> **ЦЕЛЬ 1**
Воспроизведите без изменений строки записей, начиная с самой первой и заканчивая строкой, в которой есть «sync-icon [436,22,456,42]», включая обе границы.

━━━━━━━━━━━━━━━━━━━━━━━━━━━━━━

Я думал о тех людях, с которыми встретился здесь, об их совсем отличных от моих взглядов на жизнь, о той особой атмосфере, которую они создали вокруг меня и которая доставила мне столько приятного.

 

...Я сидел, глубоко погруженный в свои мысли, когда в автобусе произошло нечто необычное.

 

Я уже объяснял, что мы ничего не делали поодиночке. Дома еще многие из нас делят свою комнату с другими людьми, и наша жизнь превращается в постоянный объект общих мнений. За границей мы не предпринимаем индивидуальных действий, никуда не ходим поодиночке, для всех бывает общий проездной билет. Едут ли рабочие, деятели искусства, ученые или кто бы то ни был, всегда имеется человек, которому поручено стоять между нами и внешним миром. Так почему же наш староста Валентин Богданов вдруг начал раздавать каждому его отдельный билет на полет в Лондон? И почему он вручил его мне первому? В тот момент я не понял значения этого и не обратил на него особого внимания.

 

Мы прибыли на Ла Бурже, прошли через таможню и собирались начать посадку в самолет, когда Богданов опять без всяких объяснении начал собирать билеты. Это выглядело бессмысленно, если не сказать по-детски. Вдруг мне инстинктивно стало ясно, что это касается именно меня и должно случиться нечто ужасное. Этот сложный маневр был придуман только для того, чтобы доказать мне, что у меня тоже есть билет в Лондон. Но зачем надо было приводить все эти доказательства, когда я и без того уже ехал? Эта ложная сцена была разыграна, чтобы вызвать во мне чувство безопасности. Естественно, она возымела только обратное действие. Я больше не сомневался - мне не хотят позволить ехать дальше с остальной труппой и ничто не может это предотвратить.

━━━━━━━━━━━━━━━━━━━━━━━━━━━━━━

> **ЦЕЛЬ 2**
Назовите все группы людей, которые в отрывке приведены как примеры тех, кто едет за границу.

━━━━━━━━━━━━━━━━━━━━━━━━━━━━━━

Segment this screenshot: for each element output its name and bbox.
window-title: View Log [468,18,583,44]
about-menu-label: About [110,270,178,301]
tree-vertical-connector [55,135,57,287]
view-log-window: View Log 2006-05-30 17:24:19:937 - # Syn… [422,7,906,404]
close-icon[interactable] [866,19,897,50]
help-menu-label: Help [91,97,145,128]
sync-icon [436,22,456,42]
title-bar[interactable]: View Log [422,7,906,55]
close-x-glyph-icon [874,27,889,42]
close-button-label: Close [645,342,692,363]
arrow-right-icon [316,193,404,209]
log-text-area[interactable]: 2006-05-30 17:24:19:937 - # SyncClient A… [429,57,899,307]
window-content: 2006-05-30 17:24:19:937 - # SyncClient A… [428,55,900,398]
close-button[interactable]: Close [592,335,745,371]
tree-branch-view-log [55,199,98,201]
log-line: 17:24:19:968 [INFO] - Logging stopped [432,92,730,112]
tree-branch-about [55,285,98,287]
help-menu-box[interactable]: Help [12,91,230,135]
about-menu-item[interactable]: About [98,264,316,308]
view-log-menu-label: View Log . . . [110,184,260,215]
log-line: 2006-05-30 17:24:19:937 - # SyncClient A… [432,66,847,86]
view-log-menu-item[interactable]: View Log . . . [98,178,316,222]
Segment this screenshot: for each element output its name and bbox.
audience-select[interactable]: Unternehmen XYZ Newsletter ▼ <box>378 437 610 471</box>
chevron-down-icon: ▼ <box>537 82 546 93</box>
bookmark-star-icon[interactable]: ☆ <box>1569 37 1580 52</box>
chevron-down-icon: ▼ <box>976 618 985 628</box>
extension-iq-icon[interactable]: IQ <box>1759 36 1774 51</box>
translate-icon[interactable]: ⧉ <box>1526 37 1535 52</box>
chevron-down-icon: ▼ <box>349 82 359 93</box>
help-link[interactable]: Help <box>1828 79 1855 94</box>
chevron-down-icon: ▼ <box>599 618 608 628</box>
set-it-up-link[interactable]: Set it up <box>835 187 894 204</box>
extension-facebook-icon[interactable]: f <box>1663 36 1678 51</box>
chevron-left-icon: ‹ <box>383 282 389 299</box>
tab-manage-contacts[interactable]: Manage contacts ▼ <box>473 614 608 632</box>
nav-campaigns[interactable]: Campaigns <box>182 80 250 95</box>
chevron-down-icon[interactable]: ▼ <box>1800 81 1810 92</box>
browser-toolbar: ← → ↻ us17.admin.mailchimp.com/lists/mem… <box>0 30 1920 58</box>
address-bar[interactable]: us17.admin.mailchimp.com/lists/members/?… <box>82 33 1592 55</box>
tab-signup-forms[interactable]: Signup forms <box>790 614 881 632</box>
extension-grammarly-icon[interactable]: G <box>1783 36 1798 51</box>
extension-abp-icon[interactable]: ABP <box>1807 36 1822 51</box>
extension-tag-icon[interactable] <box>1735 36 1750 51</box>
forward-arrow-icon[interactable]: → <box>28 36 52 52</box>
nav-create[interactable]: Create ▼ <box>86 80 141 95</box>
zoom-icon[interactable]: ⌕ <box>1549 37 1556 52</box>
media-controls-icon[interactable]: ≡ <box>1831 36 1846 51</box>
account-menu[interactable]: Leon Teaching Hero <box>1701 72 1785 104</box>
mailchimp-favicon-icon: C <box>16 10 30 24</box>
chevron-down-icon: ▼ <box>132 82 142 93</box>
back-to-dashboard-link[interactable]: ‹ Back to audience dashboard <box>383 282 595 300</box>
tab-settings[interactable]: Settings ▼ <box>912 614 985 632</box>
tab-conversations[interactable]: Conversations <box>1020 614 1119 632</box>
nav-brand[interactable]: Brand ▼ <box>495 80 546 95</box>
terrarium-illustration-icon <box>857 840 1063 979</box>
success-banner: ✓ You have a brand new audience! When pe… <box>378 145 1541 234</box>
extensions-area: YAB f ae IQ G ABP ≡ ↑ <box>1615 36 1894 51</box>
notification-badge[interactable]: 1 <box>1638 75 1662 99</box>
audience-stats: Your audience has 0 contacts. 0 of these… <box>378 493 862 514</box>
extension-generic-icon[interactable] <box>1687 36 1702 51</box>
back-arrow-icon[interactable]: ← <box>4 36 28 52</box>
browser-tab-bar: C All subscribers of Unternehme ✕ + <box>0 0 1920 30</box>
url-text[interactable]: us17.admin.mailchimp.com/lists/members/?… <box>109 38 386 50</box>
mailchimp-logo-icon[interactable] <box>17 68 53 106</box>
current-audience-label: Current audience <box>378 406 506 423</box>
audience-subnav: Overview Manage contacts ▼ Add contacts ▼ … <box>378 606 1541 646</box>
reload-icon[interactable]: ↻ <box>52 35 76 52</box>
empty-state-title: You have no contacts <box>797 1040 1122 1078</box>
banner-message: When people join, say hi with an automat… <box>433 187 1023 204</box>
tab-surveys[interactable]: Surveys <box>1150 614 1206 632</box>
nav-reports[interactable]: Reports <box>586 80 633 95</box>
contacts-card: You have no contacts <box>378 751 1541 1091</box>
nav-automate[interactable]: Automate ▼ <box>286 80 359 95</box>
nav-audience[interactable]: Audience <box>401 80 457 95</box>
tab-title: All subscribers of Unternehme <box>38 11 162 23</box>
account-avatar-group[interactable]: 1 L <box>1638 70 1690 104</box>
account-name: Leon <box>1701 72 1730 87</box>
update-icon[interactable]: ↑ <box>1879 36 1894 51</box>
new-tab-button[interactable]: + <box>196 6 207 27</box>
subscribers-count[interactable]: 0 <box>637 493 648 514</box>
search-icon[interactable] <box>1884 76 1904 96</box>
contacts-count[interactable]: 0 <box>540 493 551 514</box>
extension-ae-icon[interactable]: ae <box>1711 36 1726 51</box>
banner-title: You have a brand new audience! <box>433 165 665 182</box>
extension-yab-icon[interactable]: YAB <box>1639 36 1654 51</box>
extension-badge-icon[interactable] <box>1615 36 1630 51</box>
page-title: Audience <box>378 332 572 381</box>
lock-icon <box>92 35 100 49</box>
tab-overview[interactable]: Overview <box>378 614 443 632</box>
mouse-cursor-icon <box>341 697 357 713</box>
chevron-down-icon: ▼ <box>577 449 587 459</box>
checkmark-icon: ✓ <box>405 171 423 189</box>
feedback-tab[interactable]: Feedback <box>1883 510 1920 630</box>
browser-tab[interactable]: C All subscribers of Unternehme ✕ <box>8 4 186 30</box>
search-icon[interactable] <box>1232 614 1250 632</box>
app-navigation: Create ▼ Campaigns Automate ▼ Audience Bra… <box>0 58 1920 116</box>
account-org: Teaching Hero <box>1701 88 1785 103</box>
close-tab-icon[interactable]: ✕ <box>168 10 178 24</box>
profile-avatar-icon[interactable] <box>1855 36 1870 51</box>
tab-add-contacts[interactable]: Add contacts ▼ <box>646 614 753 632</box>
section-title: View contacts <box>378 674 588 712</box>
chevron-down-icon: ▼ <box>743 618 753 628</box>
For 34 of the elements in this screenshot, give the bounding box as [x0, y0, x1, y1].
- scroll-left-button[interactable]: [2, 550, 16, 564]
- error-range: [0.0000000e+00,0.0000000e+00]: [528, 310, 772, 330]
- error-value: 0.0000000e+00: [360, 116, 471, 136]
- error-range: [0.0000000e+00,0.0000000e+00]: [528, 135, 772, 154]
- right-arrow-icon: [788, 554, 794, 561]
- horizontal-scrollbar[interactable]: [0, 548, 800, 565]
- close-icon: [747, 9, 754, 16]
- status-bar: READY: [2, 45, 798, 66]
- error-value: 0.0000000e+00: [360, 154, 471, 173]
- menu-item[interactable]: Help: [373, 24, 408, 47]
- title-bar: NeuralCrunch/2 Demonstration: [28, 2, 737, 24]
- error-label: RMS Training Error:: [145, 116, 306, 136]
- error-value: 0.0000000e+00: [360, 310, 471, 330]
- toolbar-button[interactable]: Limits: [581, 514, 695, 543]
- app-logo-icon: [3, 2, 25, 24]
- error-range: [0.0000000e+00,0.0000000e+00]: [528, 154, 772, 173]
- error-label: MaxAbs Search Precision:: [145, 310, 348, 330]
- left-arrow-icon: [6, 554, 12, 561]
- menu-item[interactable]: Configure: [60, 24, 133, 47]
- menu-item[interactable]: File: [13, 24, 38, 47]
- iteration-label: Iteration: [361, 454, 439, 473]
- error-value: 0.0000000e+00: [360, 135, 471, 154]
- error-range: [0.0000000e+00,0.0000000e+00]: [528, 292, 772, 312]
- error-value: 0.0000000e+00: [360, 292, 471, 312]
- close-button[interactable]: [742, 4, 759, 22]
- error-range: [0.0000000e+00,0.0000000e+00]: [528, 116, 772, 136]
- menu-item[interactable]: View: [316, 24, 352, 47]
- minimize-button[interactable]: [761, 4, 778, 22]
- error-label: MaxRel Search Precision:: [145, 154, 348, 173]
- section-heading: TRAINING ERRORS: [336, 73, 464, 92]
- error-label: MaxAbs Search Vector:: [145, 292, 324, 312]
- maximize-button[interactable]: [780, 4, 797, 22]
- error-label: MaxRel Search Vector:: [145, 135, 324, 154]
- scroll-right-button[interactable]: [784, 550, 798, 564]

━━━━━━━━━━━━━━━━━━━━━━━━━━━━━━

> **ОЖИДАЕМЫЙ ОТВЕТ 1**
Segment this screenshot: for each element output its name and bbox.
window-title: View Log [468,18,583,44]
about-menu-label: About [110,270,178,301]
tree-vertical-connector [55,135,57,287]
view-log-window: View Log 2006-05-30 17:24:19:937 - # Syn… [422,7,906,404]
close-icon[interactable] [866,19,897,50]
help-menu-label: Help [91,97,145,128]
sync-icon [436,22,456,42]

> **ОЖИДАЕМЫЙ ОТВЕТ 2**
Рабочие, деятели искусства, ученые.